= Work to complete =
Each line below should be reproduced without any alteration.

[Records from a collection]
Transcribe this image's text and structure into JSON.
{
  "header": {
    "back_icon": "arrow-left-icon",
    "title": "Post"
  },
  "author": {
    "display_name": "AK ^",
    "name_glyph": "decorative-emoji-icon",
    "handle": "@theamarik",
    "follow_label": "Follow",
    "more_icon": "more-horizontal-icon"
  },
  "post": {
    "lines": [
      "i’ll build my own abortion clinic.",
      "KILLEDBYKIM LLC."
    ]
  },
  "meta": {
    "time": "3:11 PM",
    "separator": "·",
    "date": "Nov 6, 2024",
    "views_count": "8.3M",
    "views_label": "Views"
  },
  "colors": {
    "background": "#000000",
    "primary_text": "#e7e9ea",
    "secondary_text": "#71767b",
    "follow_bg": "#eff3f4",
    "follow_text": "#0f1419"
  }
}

= Result of the task =
Transcribe this image's text and structure into JSON.
{
  "header": {
    "back_icon": "arrow-left-icon",
    "title": "Post"
  },
  "author": {
    "display_name": "AK ^",
    "name_glyph": "decorative-emoji-icon",
    "handle": "@theamarik",
    "follow_label": "Follow",
    "more_icon": "more-horizontal-icon"
  },
  "post": {
    "lines": [
      "i’ll build my own abortion clinic.",
      "KILLEDBYKIM LLC."
    ]
  },
  "meta": {
    "time": "3:11 PM",
    "separator": "·",
    "date": "Nov 6, 2024",
    "views_count": "8.3M",
    "views_label": "Views"
  },
  "colors": {
    "background": "#000000",
    "primary_text": "#e7e9ea",
    "secondary_text": "#71767b",
    "follow_bg": "#eff3f4",
    "follow_text": "#0f1419"
  }
}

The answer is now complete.